Task instructions: Scan the records for the word "name". Copy each line that includes it.

____ Supplied material

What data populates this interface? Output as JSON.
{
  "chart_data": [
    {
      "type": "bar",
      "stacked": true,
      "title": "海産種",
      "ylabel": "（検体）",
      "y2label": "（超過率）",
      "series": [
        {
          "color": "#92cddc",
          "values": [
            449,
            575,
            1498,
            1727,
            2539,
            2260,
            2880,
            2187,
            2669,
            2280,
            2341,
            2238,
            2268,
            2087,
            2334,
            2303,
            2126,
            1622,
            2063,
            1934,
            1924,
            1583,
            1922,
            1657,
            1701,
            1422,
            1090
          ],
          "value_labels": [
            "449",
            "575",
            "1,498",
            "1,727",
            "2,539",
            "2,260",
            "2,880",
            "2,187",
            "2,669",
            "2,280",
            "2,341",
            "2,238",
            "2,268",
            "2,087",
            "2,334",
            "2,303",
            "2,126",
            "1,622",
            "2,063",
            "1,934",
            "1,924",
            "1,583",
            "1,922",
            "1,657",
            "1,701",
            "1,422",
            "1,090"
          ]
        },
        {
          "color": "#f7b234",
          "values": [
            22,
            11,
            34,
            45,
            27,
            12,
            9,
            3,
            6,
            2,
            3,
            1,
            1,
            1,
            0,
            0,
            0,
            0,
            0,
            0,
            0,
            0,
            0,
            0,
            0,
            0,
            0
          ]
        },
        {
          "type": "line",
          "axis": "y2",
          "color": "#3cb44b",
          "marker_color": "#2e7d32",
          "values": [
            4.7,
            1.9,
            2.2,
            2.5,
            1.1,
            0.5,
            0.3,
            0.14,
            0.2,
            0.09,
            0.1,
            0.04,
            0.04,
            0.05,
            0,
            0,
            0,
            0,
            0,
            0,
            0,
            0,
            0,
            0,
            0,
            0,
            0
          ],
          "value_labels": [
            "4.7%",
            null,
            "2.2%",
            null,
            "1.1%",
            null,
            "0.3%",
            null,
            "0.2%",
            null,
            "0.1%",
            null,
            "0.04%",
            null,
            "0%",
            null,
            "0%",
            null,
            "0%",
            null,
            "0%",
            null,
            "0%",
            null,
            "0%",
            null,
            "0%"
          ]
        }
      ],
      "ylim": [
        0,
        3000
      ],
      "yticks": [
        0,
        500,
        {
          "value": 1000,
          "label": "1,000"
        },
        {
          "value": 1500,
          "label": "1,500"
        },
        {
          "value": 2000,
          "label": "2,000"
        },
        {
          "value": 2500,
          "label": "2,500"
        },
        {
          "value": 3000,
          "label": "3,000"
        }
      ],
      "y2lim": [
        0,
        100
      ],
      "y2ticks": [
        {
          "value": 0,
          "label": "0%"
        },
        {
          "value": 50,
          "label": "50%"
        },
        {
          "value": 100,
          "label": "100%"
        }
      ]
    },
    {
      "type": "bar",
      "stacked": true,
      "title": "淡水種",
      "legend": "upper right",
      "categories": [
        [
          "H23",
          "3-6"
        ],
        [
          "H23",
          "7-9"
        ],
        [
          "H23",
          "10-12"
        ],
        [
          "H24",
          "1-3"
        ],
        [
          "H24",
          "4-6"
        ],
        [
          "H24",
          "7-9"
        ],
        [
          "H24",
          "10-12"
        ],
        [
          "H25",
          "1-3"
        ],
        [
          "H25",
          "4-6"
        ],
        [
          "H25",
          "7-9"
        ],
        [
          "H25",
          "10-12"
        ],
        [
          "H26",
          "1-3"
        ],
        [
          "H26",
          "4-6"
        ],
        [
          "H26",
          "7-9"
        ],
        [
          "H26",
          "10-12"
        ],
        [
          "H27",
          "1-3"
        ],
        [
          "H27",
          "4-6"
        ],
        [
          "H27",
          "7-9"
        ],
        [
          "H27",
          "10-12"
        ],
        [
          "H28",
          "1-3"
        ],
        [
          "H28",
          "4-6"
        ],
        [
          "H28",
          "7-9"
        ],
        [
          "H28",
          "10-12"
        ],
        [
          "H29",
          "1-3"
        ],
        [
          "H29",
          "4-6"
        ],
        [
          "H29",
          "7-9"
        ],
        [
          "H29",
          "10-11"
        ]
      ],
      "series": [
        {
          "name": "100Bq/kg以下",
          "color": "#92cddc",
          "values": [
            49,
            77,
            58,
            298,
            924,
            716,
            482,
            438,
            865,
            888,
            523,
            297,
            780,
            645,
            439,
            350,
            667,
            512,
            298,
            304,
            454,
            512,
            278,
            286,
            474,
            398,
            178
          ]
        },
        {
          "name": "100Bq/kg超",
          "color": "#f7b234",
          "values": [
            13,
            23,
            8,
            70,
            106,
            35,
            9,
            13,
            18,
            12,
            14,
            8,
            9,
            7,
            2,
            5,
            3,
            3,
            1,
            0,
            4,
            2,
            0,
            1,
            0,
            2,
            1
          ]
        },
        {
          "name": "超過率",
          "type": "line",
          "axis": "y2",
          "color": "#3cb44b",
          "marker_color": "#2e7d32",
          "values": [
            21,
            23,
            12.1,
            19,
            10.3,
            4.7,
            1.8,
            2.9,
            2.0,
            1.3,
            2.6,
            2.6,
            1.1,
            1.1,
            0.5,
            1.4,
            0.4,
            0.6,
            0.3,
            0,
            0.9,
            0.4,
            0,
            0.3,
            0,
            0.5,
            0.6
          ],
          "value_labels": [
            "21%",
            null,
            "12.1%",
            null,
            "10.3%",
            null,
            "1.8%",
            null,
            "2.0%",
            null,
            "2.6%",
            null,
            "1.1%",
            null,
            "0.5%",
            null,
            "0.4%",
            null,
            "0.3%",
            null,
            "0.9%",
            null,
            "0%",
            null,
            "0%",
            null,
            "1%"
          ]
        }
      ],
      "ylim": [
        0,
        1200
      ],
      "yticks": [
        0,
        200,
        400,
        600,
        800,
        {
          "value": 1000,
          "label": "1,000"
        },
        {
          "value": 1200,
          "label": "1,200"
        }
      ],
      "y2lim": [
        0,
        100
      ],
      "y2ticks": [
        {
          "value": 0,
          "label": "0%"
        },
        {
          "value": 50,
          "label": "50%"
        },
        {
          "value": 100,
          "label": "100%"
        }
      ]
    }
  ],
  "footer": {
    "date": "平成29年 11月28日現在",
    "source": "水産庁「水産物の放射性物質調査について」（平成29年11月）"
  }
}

________

Task answer:
          "name": "100Bq/kg以下",
          "name": "100Bq/kg超",
          "name": "超過率",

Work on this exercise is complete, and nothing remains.